__GIVEN REQUEST__: Look at the entries below and reproduce them exactly.

Records from a data source
-----

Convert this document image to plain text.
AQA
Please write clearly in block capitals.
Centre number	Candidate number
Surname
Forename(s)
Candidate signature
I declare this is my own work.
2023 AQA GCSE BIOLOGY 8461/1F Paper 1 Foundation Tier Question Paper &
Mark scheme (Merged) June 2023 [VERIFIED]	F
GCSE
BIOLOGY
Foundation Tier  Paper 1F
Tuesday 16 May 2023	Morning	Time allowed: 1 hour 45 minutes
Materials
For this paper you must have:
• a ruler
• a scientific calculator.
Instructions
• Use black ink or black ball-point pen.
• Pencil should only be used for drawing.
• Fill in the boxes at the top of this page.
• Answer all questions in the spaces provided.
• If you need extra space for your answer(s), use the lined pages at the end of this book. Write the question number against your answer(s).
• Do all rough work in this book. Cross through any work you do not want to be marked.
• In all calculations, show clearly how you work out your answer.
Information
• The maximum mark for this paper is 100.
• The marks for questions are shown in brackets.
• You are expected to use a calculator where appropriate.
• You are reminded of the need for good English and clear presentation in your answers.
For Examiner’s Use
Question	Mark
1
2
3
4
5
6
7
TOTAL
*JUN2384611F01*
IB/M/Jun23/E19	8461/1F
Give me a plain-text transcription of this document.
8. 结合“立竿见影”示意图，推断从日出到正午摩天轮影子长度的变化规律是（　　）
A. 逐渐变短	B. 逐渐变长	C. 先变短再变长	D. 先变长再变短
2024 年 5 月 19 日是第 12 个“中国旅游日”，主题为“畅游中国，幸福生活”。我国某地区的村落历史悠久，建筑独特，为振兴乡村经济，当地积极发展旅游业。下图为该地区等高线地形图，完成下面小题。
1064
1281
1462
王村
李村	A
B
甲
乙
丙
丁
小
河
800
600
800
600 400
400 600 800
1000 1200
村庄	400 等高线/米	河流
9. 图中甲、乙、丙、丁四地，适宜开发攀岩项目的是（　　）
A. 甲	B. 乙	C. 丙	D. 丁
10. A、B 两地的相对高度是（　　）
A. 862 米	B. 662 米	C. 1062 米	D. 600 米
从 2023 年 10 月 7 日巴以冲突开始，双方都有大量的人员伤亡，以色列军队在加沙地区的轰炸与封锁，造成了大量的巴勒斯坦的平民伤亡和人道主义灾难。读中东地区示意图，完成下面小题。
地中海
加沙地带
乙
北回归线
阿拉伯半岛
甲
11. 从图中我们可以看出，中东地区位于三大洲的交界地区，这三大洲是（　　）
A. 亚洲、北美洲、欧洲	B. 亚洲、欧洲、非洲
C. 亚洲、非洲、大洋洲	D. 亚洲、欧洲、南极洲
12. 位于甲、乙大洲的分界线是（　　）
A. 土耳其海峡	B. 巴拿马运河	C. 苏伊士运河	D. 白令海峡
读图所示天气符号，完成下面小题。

-----

__EXERCISE OUTPUT__:
Convert this document image to plain text.
AQA
Please write clearly in block capitals.
Centre number	Candidate number
Surname
Forename(s)
Candidate signature
I declare this is my own work.
2023 AQA GCSE BIOLOGY 8461/1F Paper 1 Foundation Tier Question Paper &
Mark scheme (Merged) June 2023 [VERIFIED]	F
GCSE
BIOLOGY
Foundation Tier  Paper 1F
Tuesday 16 May 2023	Morning	Time allowed: 1 hour 45 minutes
Materials
For this paper you must have:
• a ruler
• a scientific calculator.
Instructions
• Use black ink or black ball-point pen.
• Pencil should only be used for drawing.
• Fill in the boxes at the top of this page.
• Answer all questions in the spaces provided.
• If you need extra space for your answer(s), use the lined pages at the end of this book. Write the question number against your answer(s).
• Do all rough work in this book. Cross through any work you do not want to be marked.
• In all calculations, show clearly how you work out your answer.
Information
• The maximum mark for this paper is 100.
• The marks for questions are shown in brackets.
• You are expected to use a calculator where appropriate.
• You are reminded of the need for good English and clear presentation in your answers.
For Examiner’s Use
Question	Mark
1
2
3
4
5
6
7
TOTAL
*JUN2384611F01*
IB/M/Jun23/E19	8461/1F
Give me a plain-text transcription of this document.
8. 结合“立竿见影”示意图，推断从日出到正午摩天轮影子长度的变化规律是（　　）
A. 逐渐变短	B. 逐渐变长	C. 先变短再变长	D. 先变长再变短
2024 年 5 月 19 日是第 12 个“中国旅游日”，主题为“畅游中国，幸福生活”。我国某地区的村落历史悠久，建筑独特，为振兴乡村经济，当地积极发展旅游业。下图为该地区等高线地形图，完成下面小题。
1064
1281
1462
王村
李村	A
B
甲
乙
丙
丁
小
河
800
600
800
600 400
400 600 800
1000 1200
村庄	400 等高线/米	河流
9. 图中甲、乙、丙、丁四地，适宜开发攀岩项目的是（　　）
A. 甲	B. 乙	C. 丙	D. 丁
10. A、B 两地的相对高度是（　　）
A. 862 米	B. 662 米	C. 1062 米	D. 600 米
从 2023 年 10 月 7 日巴以冲突开始，双方都有大量的人员伤亡，以色列军队在加沙地区的轰炸与封锁，造成了大量的巴勒斯坦的平民伤亡和人道主义灾难。读中东地区示意图，完成下面小题。
地中海
加沙地带
乙
北回归线
阿拉伯半岛
甲
11. 从图中我们可以看出，中东地区位于三大洲的交界地区，这三大洲是（　　）
A. 亚洲、北美洲、欧洲	B. 亚洲、欧洲、非洲
C. 亚洲、非洲、大洋洲	D. 亚洲、欧洲、南极洲
12. 位于甲、乙大洲的分界线是（　　）
A. 土耳其海峡	B. 巴拿马运河	C. 苏伊士运河	D. 白令海峡
读图所示天气符号，完成下面小题。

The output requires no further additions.